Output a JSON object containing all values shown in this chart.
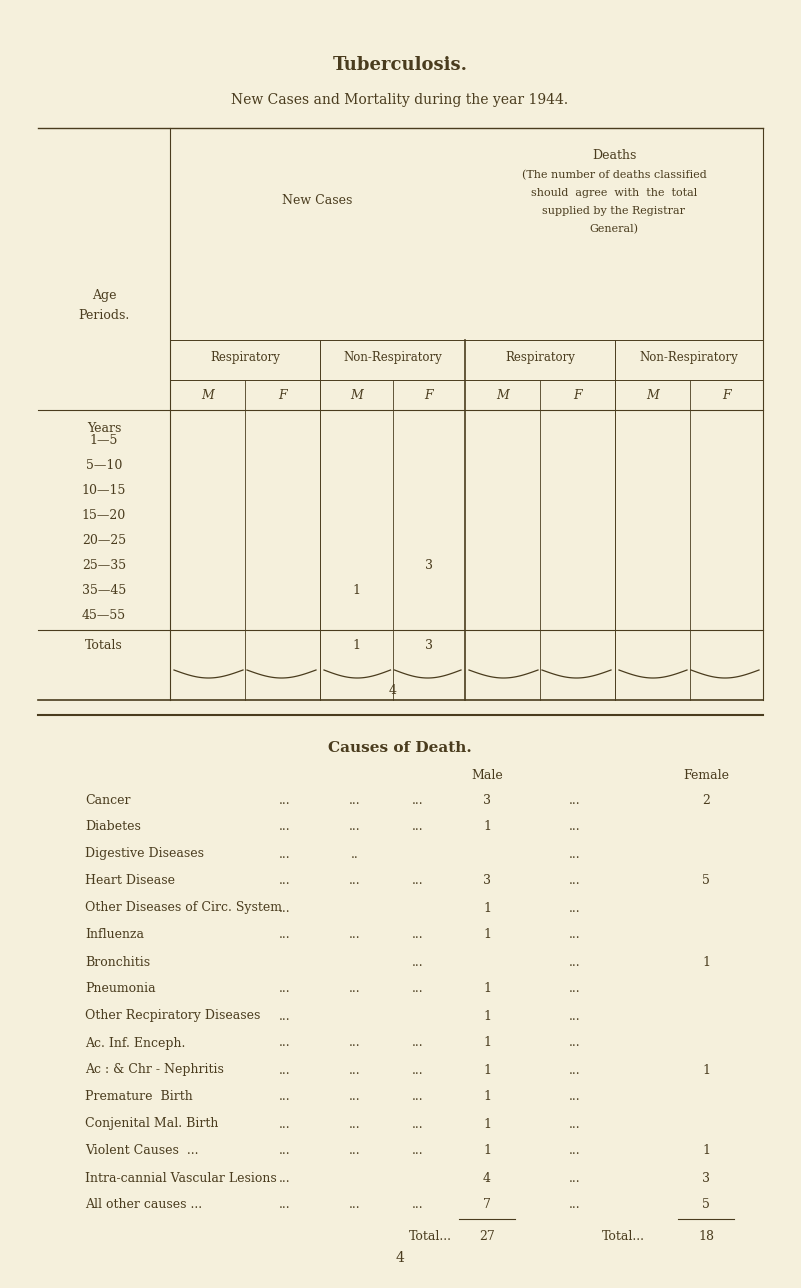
{
  "title": "Tuberculosis.",
  "subtitle": "New Cases and Mortality during the year 1944.",
  "bg_color": "#f5f0dc",
  "text_color": "#4a3c1e",
  "page_number": "4",
  "top_table": {
    "age_rows": [
      "1—5",
      "5—10",
      "10—15",
      "15—20",
      "20—25",
      "25—35",
      "35—45",
      "45—55"
    ],
    "totals_label": "Totals",
    "new_cases_data": {
      "non_resp_M_25_35": "1",
      "non_resp_F_25_35": "3"
    },
    "totals_row": {
      "non_resp_M": "1",
      "non_resp_F": "3"
    },
    "totals_brace": "4"
  },
  "causes_title": "Causes of Death.",
  "male_label": "Male",
  "female_label": "Female",
  "causes": [
    {
      "name": "Cancer",
      "d1": "...",
      "d2": "...",
      "d3": "...",
      "male": "3",
      "d4": "...",
      "female": "2"
    },
    {
      "name": "Diabetes",
      "d1": "...",
      "d2": "...",
      "d3": "...",
      "male": "1",
      "d4": "...",
      "female": ""
    },
    {
      "name": "Digestive Diseases",
      "d1": "...",
      "d2": "..",
      "d3": "",
      "male": "",
      "d4": "...",
      "female": ""
    },
    {
      "name": "Heart Disease",
      "d1": "...",
      "d2": "...",
      "d3": "...",
      "male": "3",
      "d4": "...",
      "female": "5"
    },
    {
      "name": "Other Diseases of Circ. System",
      "d1": "...",
      "d2": "",
      "d3": "",
      "male": "1",
      "d4": "...",
      "female": ""
    },
    {
      "name": "Influenza",
      "d1": "...",
      "d2": "...",
      "d3": "...",
      "male": "1",
      "d4": "...",
      "female": ""
    },
    {
      "name": "Bronchitis",
      "d1": "",
      "d2": "",
      "d3": "...",
      "male": "",
      "d4": "...",
      "female": "1"
    },
    {
      "name": "Pneumonia",
      "d1": "...",
      "d2": "...",
      "d3": "...",
      "male": "1",
      "d4": "...",
      "female": ""
    },
    {
      "name": "Other Recpiratory Diseases",
      "d1": "...",
      "d2": "",
      "d3": "",
      "male": "1",
      "d4": "...",
      "female": ""
    },
    {
      "name": "Ac. Inf. Enceph.",
      "d1": "...",
      "d2": "...",
      "d3": "...",
      "male": "1",
      "d4": "...",
      "female": ""
    },
    {
      "name": "Ac : & Chr - Nephritis",
      "d1": "...",
      "d2": "...",
      "d3": "...",
      "male": "1",
      "d4": "...",
      "female": "1"
    },
    {
      "name": "Premature  Birth",
      "d1": "...",
      "d2": "...",
      "d3": "...",
      "male": "1",
      "d4": "...",
      "female": ""
    },
    {
      "name": "Conjenital Mal. Birth",
      "d1": "...",
      "d2": "...",
      "d3": "...",
      "male": "1",
      "d4": "...",
      "female": ""
    },
    {
      "name": "Violent Causes  ...",
      "d1": "...",
      "d2": "...",
      "d3": "...",
      "male": "1",
      "d4": "...",
      "female": "1"
    },
    {
      "name": "Intra-cannial Vascular Lesions",
      "d1": "...",
      "d2": "",
      "d3": "",
      "male": "4",
      "d4": "...",
      "female": "3"
    },
    {
      "name": "All other causes ...",
      "d1": "...",
      "d2": "...",
      "d3": "...",
      "male": "7",
      "d4": "...",
      "female": "5"
    }
  ],
  "total_male": "27",
  "total_female": "18"
}
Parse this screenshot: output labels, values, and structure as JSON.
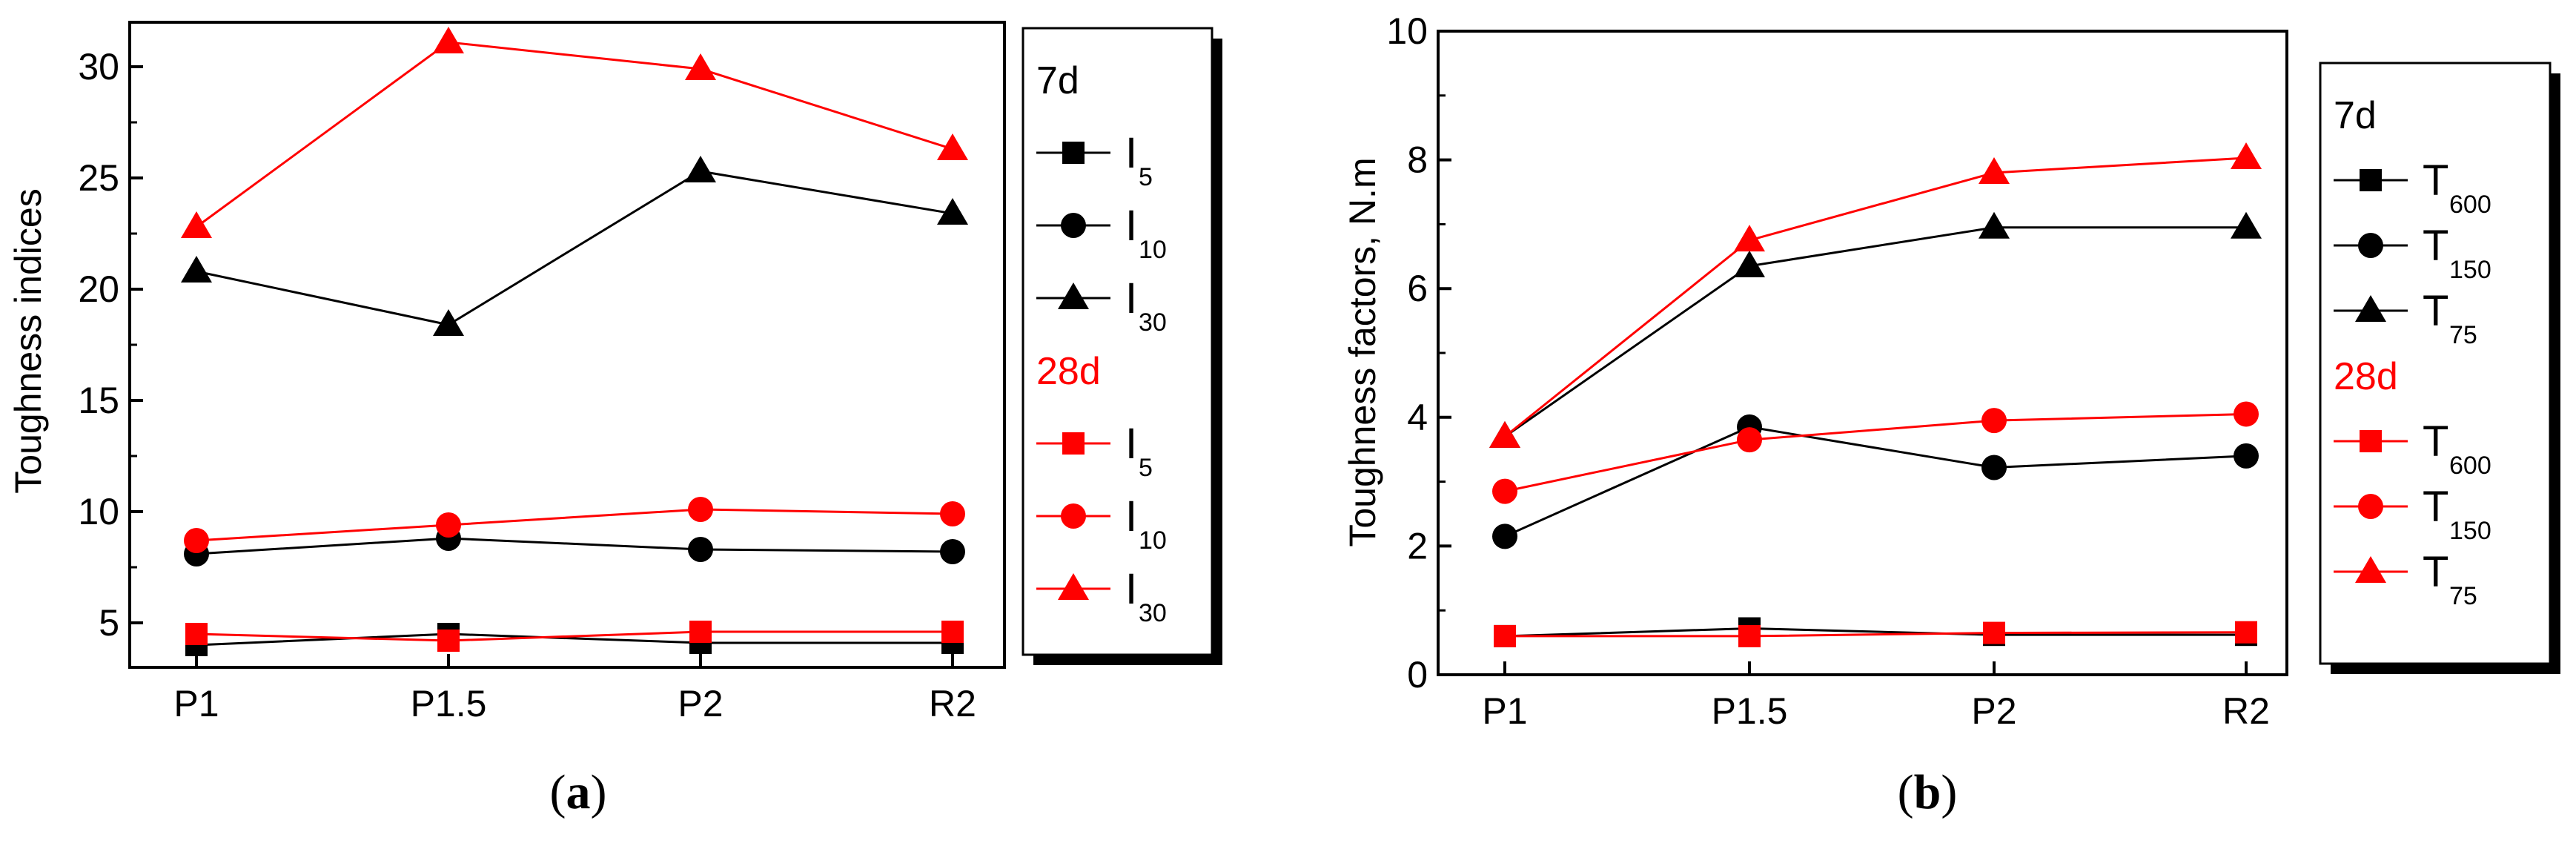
{
  "colors": {
    "black": "#000000",
    "red": "#ff0000"
  },
  "chart_data": [
    {
      "type": "line",
      "caption": "a",
      "categories": [
        "P1",
        "P1.5",
        "P2",
        "R2"
      ],
      "ylabel": "Toughness indices",
      "xlabel": "",
      "ylim": [
        3,
        32
      ],
      "yticks": [
        5,
        10,
        15,
        20,
        25,
        30
      ],
      "legend_groups": [
        {
          "label": "7d",
          "color": "#000000"
        },
        {
          "label": "28d",
          "color": "#ff0000"
        }
      ],
      "series": [
        {
          "name": "7d I5",
          "prefix": "I",
          "sub": "5",
          "group": "7d",
          "color": "#000000",
          "marker": "square",
          "values": [
            4.0,
            4.5,
            4.1,
            4.1
          ]
        },
        {
          "name": "7d I10",
          "prefix": "I",
          "sub": "10",
          "group": "7d",
          "color": "#000000",
          "marker": "circle",
          "values": [
            8.1,
            8.8,
            8.3,
            8.2
          ]
        },
        {
          "name": "7d I30",
          "prefix": "I",
          "sub": "30",
          "group": "7d",
          "color": "#000000",
          "marker": "triangle",
          "values": [
            20.8,
            18.4,
            25.3,
            23.4
          ]
        },
        {
          "name": "28d I5",
          "prefix": "I",
          "sub": "5",
          "group": "28d",
          "color": "#ff0000",
          "marker": "square",
          "values": [
            4.5,
            4.2,
            4.6,
            4.6
          ]
        },
        {
          "name": "28d I10",
          "prefix": "I",
          "sub": "10",
          "group": "28d",
          "color": "#ff0000",
          "marker": "circle",
          "values": [
            8.7,
            9.4,
            10.1,
            9.9
          ]
        },
        {
          "name": "28d I30",
          "prefix": "I",
          "sub": "30",
          "group": "28d",
          "color": "#ff0000",
          "marker": "triangle",
          "values": [
            22.8,
            31.1,
            29.9,
            26.3
          ]
        }
      ]
    },
    {
      "type": "line",
      "caption": "b",
      "categories": [
        "P1",
        "P1.5",
        "P2",
        "R2"
      ],
      "ylabel": "Toughness factors, N.m",
      "xlabel": "",
      "ylim": [
        0,
        10
      ],
      "yticks": [
        0,
        2,
        4,
        6,
        8,
        10
      ],
      "legend_groups": [
        {
          "label": "7d",
          "color": "#000000"
        },
        {
          "label": "28d",
          "color": "#ff0000"
        }
      ],
      "series": [
        {
          "name": "7d T600",
          "prefix": "T",
          "sub": "600",
          "group": "7d",
          "color": "#000000",
          "marker": "square",
          "values": [
            0.6,
            0.72,
            0.62,
            0.62
          ]
        },
        {
          "name": "7d T150",
          "prefix": "T",
          "sub": "150",
          "group": "7d",
          "color": "#000000",
          "marker": "circle",
          "values": [
            2.15,
            3.85,
            3.22,
            3.4
          ]
        },
        {
          "name": "7d T75",
          "prefix": "T",
          "sub": "75",
          "group": "7d",
          "color": "#000000",
          "marker": "triangle",
          "values": [
            3.7,
            6.35,
            6.95,
            6.95
          ]
        },
        {
          "name": "28d T600",
          "prefix": "T",
          "sub": "600",
          "group": "28d",
          "color": "#ff0000",
          "marker": "square",
          "values": [
            0.6,
            0.6,
            0.65,
            0.66
          ]
        },
        {
          "name": "28d T150",
          "prefix": "T",
          "sub": "150",
          "group": "28d",
          "color": "#ff0000",
          "marker": "circle",
          "values": [
            2.85,
            3.65,
            3.95,
            4.05
          ]
        },
        {
          "name": "28d T75",
          "prefix": "T",
          "sub": "75",
          "group": "28d",
          "color": "#ff0000",
          "marker": "triangle",
          "values": [
            3.7,
            6.75,
            7.8,
            8.03
          ]
        }
      ]
    }
  ]
}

-------

* Instructions for the task *
Check each line above for the string "this", then copy the ones that have it.

* Final result *
Output a JSON object containing all values shown in this chart.
Parse this screenshot: output labels, values, and structure as JSON.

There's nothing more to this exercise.